━━ SELECTED EXCERPT

Hidden single-stock concentration

Large US companies may appear in VGS, NDQ, IOO, and IXJ. Asian semiconductor companies may appear in ASIA, VGE, and VAE. Portfolio review should look through to combined single-company, sector, and country exposure.

OVERLAP REVIEW
  1. Obtain latest holdings for each fund
  2. Multiply holdings by portfolio weights
  3. Combine duplicated companies and sectors
  4. Check exposure against limits

07 · Every Allocation Trades One Risk For Another

Active deviationWhat it seeksRisk accepted
Higher Asian technologyHardware, manufacturing, and a second technology value chainSemiconductor cycle and geopolitical risk
More Europe, Japan, AustraliaLower US single-path dependenceLong-term underperformance versus the US
More global championsNetwork effects and high return on capitalValuation and regulatory concentration
More healthcareA long-term demand source different from technologyPatent, R&D, and reimbursement risk
FAVOURABLE

Multiple engines contribute

US platforms, Asian hardware, and non-US regions all contribute profit growth.

DIFFICULT

US leadership continues one-way

Regional diversification drags relative performance for many years.

STRESS

Technology and geopolitics correlate

US technology valuation compression, Asian semiconductor weakness, and geopolitical shocks occur together.

08 · Rebalancing And Execution Discipline

The purpose of rules is to make changes come from risk and logic, not market mood.

Annual formal review

Review index methodology, fees, tax, tracking quality, and theme logic at least once a year.

Tolerance bands

Set target ranges for each fund. Avoid trading when weights remain within bands.

New money first

Use new contributions to add to underweight positions where possible.

Look-through limits

Limit combined exposure to single funds, companies, sectors, countries, and themes.

Event-triggered review

Review immediately if methodology, product availability, fees, or tax treatment changes.

Decision records

Record the reason, evidence, and expectation behind each major change.

09 · When The Framework Should Change

The portfolio should not change because of every headline, but long-term discipline cannot mean refusing evidence. The failure conditions should be written before they are needed.

  • Asian technology provides only cyclical volatility, not durable profitability or global competitiveness.

━━━━

**EXERCISE GOAL:**
Could you extend the portfolio allocation guide above, picking up after its last bullet point?

━━ RECORDS

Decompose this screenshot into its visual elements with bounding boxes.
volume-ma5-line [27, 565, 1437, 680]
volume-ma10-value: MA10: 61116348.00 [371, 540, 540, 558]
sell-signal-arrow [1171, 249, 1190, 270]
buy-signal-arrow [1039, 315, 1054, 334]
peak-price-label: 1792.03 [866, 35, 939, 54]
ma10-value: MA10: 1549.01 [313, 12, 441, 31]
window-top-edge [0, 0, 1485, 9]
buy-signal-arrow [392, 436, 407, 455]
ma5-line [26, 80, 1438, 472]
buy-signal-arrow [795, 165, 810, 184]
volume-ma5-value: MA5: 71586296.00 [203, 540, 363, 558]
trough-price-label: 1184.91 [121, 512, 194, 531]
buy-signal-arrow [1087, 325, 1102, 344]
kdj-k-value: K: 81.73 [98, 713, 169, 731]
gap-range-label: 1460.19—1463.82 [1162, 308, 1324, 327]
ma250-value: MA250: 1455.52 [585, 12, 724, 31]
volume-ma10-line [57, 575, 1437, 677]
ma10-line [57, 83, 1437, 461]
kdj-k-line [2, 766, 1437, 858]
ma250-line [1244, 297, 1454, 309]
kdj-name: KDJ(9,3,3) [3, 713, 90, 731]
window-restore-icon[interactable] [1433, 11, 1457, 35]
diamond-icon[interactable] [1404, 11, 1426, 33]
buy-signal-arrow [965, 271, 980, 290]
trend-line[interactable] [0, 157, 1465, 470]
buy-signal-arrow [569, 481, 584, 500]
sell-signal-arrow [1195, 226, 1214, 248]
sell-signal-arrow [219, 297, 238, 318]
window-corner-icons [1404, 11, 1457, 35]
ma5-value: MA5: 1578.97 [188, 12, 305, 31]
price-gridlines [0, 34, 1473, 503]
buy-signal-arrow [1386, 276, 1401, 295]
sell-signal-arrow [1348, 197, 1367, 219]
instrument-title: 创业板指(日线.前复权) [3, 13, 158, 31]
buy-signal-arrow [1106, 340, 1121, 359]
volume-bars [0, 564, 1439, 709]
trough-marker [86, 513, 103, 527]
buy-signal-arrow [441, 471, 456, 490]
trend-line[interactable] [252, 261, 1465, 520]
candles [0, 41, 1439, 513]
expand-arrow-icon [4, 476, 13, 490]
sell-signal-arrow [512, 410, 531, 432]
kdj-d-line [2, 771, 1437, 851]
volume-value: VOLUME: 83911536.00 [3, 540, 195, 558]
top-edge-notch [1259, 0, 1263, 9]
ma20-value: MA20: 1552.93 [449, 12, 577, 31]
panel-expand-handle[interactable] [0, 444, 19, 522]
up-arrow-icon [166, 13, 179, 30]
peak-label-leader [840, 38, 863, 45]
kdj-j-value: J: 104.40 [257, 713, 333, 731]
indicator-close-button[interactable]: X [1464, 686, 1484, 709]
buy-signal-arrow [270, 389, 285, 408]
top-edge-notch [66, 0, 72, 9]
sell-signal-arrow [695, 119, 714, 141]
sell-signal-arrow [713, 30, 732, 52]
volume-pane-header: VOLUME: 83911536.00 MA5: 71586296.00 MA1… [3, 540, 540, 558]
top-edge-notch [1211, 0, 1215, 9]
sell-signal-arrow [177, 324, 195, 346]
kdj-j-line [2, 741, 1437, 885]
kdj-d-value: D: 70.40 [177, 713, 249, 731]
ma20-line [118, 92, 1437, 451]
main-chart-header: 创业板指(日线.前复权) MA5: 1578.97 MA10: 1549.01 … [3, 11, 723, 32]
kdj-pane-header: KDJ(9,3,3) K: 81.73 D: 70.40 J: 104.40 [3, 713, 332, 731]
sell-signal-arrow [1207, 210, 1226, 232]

━━━━

**RESULT:**
  • Regional funds add cost and overlap without improving risk structure.
  • Global champions lose excess returns to regulation, competition, or technology shifts.
  • Healthcare demand fails to become sustainable corporate cash flow.
  • Fund index design, tax treatment, cost, or tracking quality deteriorates materially.
Reason for allocationShould continue to seeFailure signal
Global passive coreCaptures new winners efficiently with stable cost and trackingProduct structure or tax treatment deteriorates
Technology dual engineUS platforms and Asian hardware both create global valueAsian exposure is only cyclical, with weak profit quality
Global championsNetwork effects and high return on capital persistCompetition and regulation steadily damage excess profit
MultipolarityRegions provide different industry and institutional exposureOnly adds cost without improving risk structure
Population ageingHealthcare demand converts into sustainable cash flowR&D, reimbursement, and regulation consume returns

Sources, Method, And Disclaimer

Model weights and estimates are as of 31 May 2026. Regional exposure is estimated by multiplying each fund's country weights by the model portfolio weights and rounding for research use. Fees are estimated from public management fees and illustrative weights. Fund holdings, fees, index methodology, and tax documents can change.

This page is an illustrative research portfolio. It is not a record of actual holdings, performance, or a recommendation to buy any fund. Any implementation would require consideration of objectives, time horizon, tax, transaction costs, and risk tolerance.